Task directions: Reproduce the lines of the data from the one containing "- column-title: Where" through the one containing "- meta-separator: ·: [180, 40, 188, 57]", including both of those lines.

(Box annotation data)
◇ ◇ ◇ ◇ ◇ ◇ ◇
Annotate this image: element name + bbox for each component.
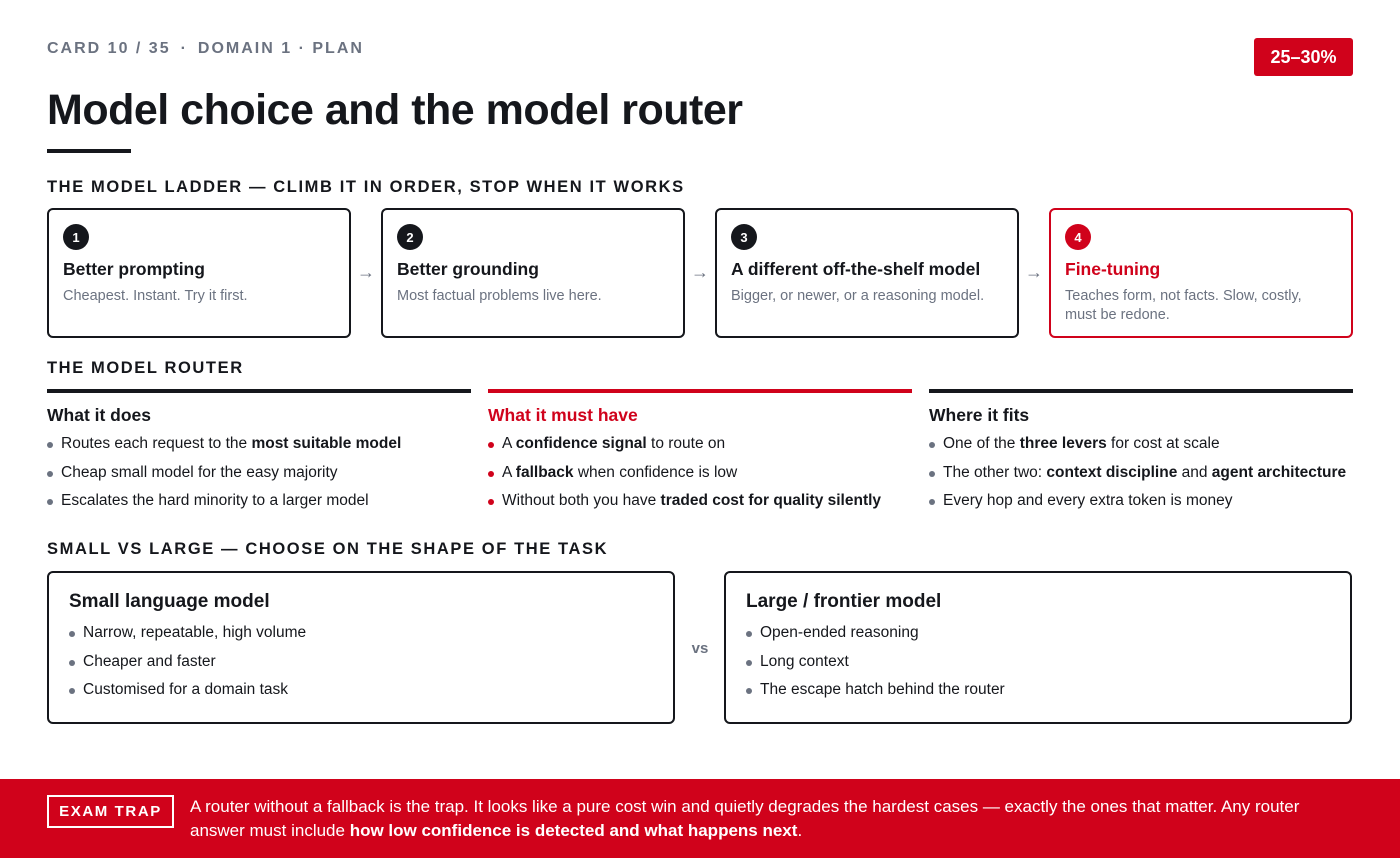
- column-title: Where it fits: [929, 405, 1030, 425]
- step-description: Most factual problems live here.: [397, 288, 602, 304]
- step-number: 4: [1065, 224, 1091, 250]
- router-column-what-it-must-have: [488, 389, 912, 520]
- list-item: Every hop and every extra token is money: [929, 491, 1353, 511]
- step-description: Cheapest. Instant. Try it first.: [63, 288, 248, 304]
- list-item: A confidence signal to route on: [488, 434, 912, 454]
- step-title: Better prompting: [63, 259, 205, 279]
- list-item: Long context: [746, 652, 1330, 672]
- list-item: Open-ended reasoning: [746, 623, 1330, 643]
- domain-label: DOMAIN 1 · PLAN: [197, 40, 364, 57]
- exam-trap-text: A router without a fallback is the trap. It looks like a pure cost win and quietly degrades the hardest cases — exactly the ones that matter. Any router answer must include how low confidence is detected and what happens next.: [190, 797, 1300, 840]
- right-arrow-icon: →: [691, 262, 709, 282]
- step-title: Fine-tuning: [1065, 259, 1161, 279]
- exam-trap-banner: [0, 779, 1400, 858]
- right-arrow-icon: →: [1025, 262, 1043, 282]
- step-number: 1: [63, 224, 89, 250]
- right-arrow-icon: →: [357, 262, 375, 282]
- router-heading: THE MODEL ROUTER: [47, 359, 244, 377]
- vs-label: vs: [691, 640, 709, 657]
- router-column-what-it-does: [47, 389, 471, 520]
- bullet-list: [47, 434, 471, 511]
- page-title: Model choice and the model router: [47, 86, 743, 134]
- card-title: Large / frontier model: [746, 591, 942, 612]
- step-number: 3: [731, 224, 757, 250]
- ladder-step-2: [381, 208, 685, 338]
- ladder-step-4: [1049, 208, 1353, 338]
- bullet-list: [488, 434, 912, 511]
- exam-trap-badge: EXAM TRAP: [47, 795, 174, 828]
- exam-weight-badge: 25–30%: [1254, 38, 1353, 76]
- list-item: One of the three levers for cost at scale: [929, 434, 1353, 454]
- ladder-step-1: [47, 208, 351, 338]
- list-item: Cheap small model for the easy majority: [47, 463, 471, 483]
- column-title: What it must have: [488, 405, 638, 425]
- comparison-heading: SMALL VS LARGE — CHOOSE ON THE SHAPE OF THE TASK: [47, 540, 609, 558]
- meta-separator: ·: [180, 40, 188, 57]
- step-description: Teaches form, not facts. Slow, costly, must be redone.: [1065, 288, 1302, 323]
- list-item: Narrow, repeatable, high volume: [69, 623, 653, 643]
- column-title: What it does: [47, 405, 152, 425]
- card-meta: [47, 40, 364, 58]
- bullet-list: [746, 623, 1330, 700]
- small-model-card: [47, 571, 675, 724]
- title-underline: [47, 149, 131, 153]
- list-item: The escape hatch behind the router: [746, 680, 1330, 700]
- list-item: A fallback when confidence is low: [488, 463, 912, 483]
- list-item: Customised for a domain task: [69, 680, 653, 700]
- router-column-where-it-fits: [929, 389, 1353, 520]
- list-item: The other two: context discipline and agent architecture: [929, 463, 1353, 483]
- step-title: Better grounding: [397, 259, 539, 279]
- step-description: Bigger, or newer, or a reasoning model.: [731, 288, 985, 304]
- list-item: Cheaper and faster: [69, 652, 653, 672]
- card-counter: CARD 10 / 35: [47, 40, 171, 57]
- model-ladder: [47, 208, 1353, 338]
- bullet-list: [69, 623, 653, 700]
- list-item: Without both you have traded cost for quality silently: [488, 491, 912, 511]
- list-item: Routes each request to the most suitable model: [47, 434, 471, 454]
- bullet-list: [929, 434, 1353, 511]
- list-item: Escalates the hard minority to a larger model: [47, 491, 471, 511]
- card-title: Small language model: [69, 591, 270, 612]
- step-title: A different off-the-shelf model: [731, 259, 981, 279]
- step-number: 2: [397, 224, 423, 250]
- large-model-card: [724, 571, 1352, 724]
- ladder-step-3: [715, 208, 1019, 338]
- ladder-heading: THE MODEL LADDER — CLIMB IT IN ORDER, STOP WHEN IT WORKS: [47, 178, 685, 196]
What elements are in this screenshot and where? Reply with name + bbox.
◇ ◇ ◇ ◇ ◇ ◇ ◇
Full output:
- column-title: Where it fits: [929, 405, 1030, 425]
- step-description: Most factual problems live here.: [397, 288, 602, 304]
- step-number: 4: [1065, 224, 1091, 250]
- router-column-what-it-must-have: [488, 389, 912, 520]
- list-item: Every hop and every extra token is money: [929, 491, 1353, 511]
- step-description: Cheapest. Instant. Try it first.: [63, 288, 248, 304]
- list-item: A confidence signal to route on: [488, 434, 912, 454]
- step-title: Better prompting: [63, 259, 205, 279]
- list-item: Long context: [746, 652, 1330, 672]
- list-item: Open-ended reasoning: [746, 623, 1330, 643]
- domain-label: DOMAIN 1 · PLAN: [197, 40, 364, 57]
- exam-trap-text: A router without a fallback is the trap. It looks like a pure cost win and quietly degrades the hardest cases — exactly the ones that matter. Any router answer must include how low confidence is detected and what happens next.: [190, 797, 1300, 840]
- right-arrow-icon: →: [691, 262, 709, 282]
- step-title: Fine-tuning: [1065, 259, 1161, 279]
- exam-trap-banner: [0, 779, 1400, 858]
- right-arrow-icon: →: [1025, 262, 1043, 282]
- step-number: 1: [63, 224, 89, 250]
- right-arrow-icon: →: [357, 262, 375, 282]
- router-heading: THE MODEL ROUTER: [47, 359, 244, 377]
- vs-label: vs: [691, 640, 709, 657]
- router-column-what-it-does: [47, 389, 471, 520]
- bullet-list: [47, 434, 471, 511]
- page-title: Model choice and the model router: [47, 86, 743, 134]
- card-title: Large / frontier model: [746, 591, 942, 612]
- step-number: 3: [731, 224, 757, 250]
- ladder-step-2: [381, 208, 685, 338]
- ladder-step-4: [1049, 208, 1353, 338]
- bullet-list: [488, 434, 912, 511]
- exam-trap-badge: EXAM TRAP: [47, 795, 174, 828]
- exam-weight-badge: 25–30%: [1254, 38, 1353, 76]
- list-item: One of the three levers for cost at scale: [929, 434, 1353, 454]
- ladder-step-1: [47, 208, 351, 338]
- list-item: Cheap small model for the easy majority: [47, 463, 471, 483]
- column-title: What it must have: [488, 405, 638, 425]
- comparison-heading: SMALL VS LARGE — CHOOSE ON THE SHAPE OF THE TASK: [47, 540, 609, 558]
- meta-separator: ·: [180, 40, 188, 57]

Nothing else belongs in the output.